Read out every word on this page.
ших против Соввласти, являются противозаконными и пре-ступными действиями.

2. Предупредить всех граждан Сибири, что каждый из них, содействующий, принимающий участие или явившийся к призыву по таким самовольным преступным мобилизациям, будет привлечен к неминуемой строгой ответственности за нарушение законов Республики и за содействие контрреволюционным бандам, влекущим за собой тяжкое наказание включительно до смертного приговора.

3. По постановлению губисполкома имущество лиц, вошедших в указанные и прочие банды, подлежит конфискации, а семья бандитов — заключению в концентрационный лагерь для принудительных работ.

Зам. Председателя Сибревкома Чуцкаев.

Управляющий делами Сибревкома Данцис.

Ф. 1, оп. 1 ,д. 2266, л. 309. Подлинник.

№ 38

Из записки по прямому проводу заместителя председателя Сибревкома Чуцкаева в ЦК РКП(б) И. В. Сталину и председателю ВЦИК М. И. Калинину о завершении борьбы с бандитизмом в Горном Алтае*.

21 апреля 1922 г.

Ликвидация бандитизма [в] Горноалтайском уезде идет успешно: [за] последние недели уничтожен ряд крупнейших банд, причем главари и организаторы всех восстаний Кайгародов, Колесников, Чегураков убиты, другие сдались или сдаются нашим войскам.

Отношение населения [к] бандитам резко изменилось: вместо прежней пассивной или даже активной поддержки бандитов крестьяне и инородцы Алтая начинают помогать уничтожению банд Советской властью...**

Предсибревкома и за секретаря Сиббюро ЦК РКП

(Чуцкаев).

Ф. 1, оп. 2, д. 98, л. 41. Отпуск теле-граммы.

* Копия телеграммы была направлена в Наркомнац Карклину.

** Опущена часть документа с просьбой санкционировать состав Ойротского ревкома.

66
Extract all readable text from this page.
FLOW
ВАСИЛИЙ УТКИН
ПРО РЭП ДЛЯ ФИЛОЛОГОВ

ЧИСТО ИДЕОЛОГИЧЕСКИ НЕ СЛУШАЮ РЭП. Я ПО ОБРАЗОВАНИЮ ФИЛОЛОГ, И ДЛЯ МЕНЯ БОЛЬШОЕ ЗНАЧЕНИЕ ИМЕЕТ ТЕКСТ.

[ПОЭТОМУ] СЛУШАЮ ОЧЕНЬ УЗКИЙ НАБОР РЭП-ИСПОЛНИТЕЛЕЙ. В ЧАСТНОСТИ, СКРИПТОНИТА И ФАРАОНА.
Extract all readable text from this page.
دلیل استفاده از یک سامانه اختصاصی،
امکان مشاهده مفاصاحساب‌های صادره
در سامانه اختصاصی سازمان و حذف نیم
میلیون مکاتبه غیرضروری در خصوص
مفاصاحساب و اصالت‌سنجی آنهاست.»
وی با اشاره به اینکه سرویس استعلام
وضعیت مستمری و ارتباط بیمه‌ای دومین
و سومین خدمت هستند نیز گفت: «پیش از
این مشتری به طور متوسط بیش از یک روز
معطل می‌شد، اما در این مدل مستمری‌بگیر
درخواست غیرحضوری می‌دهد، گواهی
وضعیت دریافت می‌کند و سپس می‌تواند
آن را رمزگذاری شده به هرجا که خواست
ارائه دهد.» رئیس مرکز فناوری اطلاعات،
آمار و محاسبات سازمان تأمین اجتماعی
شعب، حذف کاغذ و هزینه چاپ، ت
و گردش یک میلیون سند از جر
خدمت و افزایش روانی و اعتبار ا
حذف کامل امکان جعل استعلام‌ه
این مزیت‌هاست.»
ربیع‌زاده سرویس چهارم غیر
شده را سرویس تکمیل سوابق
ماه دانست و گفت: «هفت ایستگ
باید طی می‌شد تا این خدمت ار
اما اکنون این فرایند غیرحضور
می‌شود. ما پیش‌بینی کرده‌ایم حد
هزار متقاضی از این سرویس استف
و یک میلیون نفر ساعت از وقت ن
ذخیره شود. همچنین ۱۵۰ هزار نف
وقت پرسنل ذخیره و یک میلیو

### WORK INSTRUCTIONS:
Retype all of the material above with every character intact.

### COMPLETE OUTPUT:
Read out every word on this page.
ших против Соввласти, являются противозаконными и пре-ступными действиями.

2. Предупредить всех граждан Сибири, что каждый из них, содействующий, принимающий участие или явившийся к призыву по таким самовольным преступным мобилизациям, будет привлечен к неминуемой строгой ответственности за нарушение законов Республики и за содействие контрреволюционным бандам, влекущим за собой тяжкое наказание включительно до смертного приговора.

3. По постановлению губисполкома имущество лиц, вошедших в указанные и прочие банды, подлежит конфискации, а семья бандитов — заключению в концентрационный лагерь для принудительных работ.

Зам. Председателя Сибревкома Чуцкаев.

Управляющий делами Сибревкома Данцис.

Ф. 1, оп. 1 ,д. 2266, л. 309. Подлинник.

№ 38

Из записки по прямому проводу заместителя председателя Сибревкома Чуцкаева в ЦК РКП(б) И. В. Сталину и председателю ВЦИК М. И. Калинину о завершении борьбы с бандитизмом в Горном Алтае*.

21 апреля 1922 г.

Ликвидация бандитизма [в] Горноалтайском уезде идет успешно: [за] последние недели уничтожен ряд крупнейших банд, причем главари и организаторы всех восстаний Кайгародов, Колесников, Чегураков убиты, другие сдались или сдаются нашим войскам.

Отношение населения [к] бандитам резко изменилось: вместо прежней пассивной или даже активной поддержки бандитов крестьяне и инородцы Алтая начинают помогать уничтожению банд Советской властью...**

Предсибревкома и за секретаря Сиббюро ЦК РКП

(Чуцкаев).

Ф. 1, оп. 2, д. 98, л. 41. Отпуск теле-граммы.

* Копия телеграммы была направлена в Наркомнац Карклину.

** Опущена часть документа с просьбой санкционировать состав Ойротского ревкома.

66
Extract all readable text from this page.
FLOW
ВАСИЛИЙ УТКИН
ПРО РЭП ДЛЯ ФИЛОЛОГОВ

ЧИСТО ИДЕОЛОГИЧЕСКИ НЕ СЛУШАЮ РЭП. Я ПО ОБРАЗОВАНИЮ ФИЛОЛОГ, И ДЛЯ МЕНЯ БОЛЬШОЕ ЗНАЧЕНИЕ ИМЕЕТ ТЕКСТ.

[ПОЭТОМУ] СЛУШАЮ ОЧЕНЬ УЗКИЙ НАБОР РЭП-ИСПОЛНИТЕЛЕЙ. В ЧАСТНОСТИ, СКРИПТОНИТА И ФАРАОНА.
Extract all readable text from this page.
دلیل استفاده از یک سامانه اختصاصی،
امکان مشاهده مفاصاحساب‌های صادره
در سامانه اختصاصی سازمان و حذف نیم
میلیون مکاتبه غیرضروری در خصوص
مفاصاحساب و اصالت‌سنجی آنهاست.»
وی با اشاره به اینکه سرویس استعلام
وضعیت مستمری و ارتباط بیمه‌ای دومین
و سومین خدمت هستند نیز گفت: «پیش از
این مشتری به طور متوسط بیش از یک روز
معطل می‌شد، اما در این مدل مستمری‌بگیر
درخواست غیرحضوری می‌دهد، گواهی
وضعیت دریافت می‌کند و سپس می‌تواند
آن را رمزگذاری شده به هرجا که خواست
ارائه دهد.» رئیس مرکز فناوری اطلاعات،
آمار و محاسبات سازمان تأمین اجتماعی
شعب، حذف کاغذ و هزینه چاپ، ت
و گردش یک میلیون سند از جر
خدمت و افزایش روانی و اعتبار ا
حذف کامل امکان جعل استعلام‌ه
این مزیت‌هاست.»
ربیع‌زاده سرویس چهارم غیر
شده را سرویس تکمیل سوابق
ماه دانست و گفت: «هفت ایستگ
باید طی می‌شد تا این خدمت ار
اما اکنون این فرایند غیرحضور
می‌شود. ما پیش‌بینی کرده‌ایم حد
هزار متقاضی از این سرویس استف
و یک میلیون نفر ساعت از وقت ن
ذخیره شود. همچنین ۱۵۰ هزار نف
وقت پرسنل ذخیره و یک میلیو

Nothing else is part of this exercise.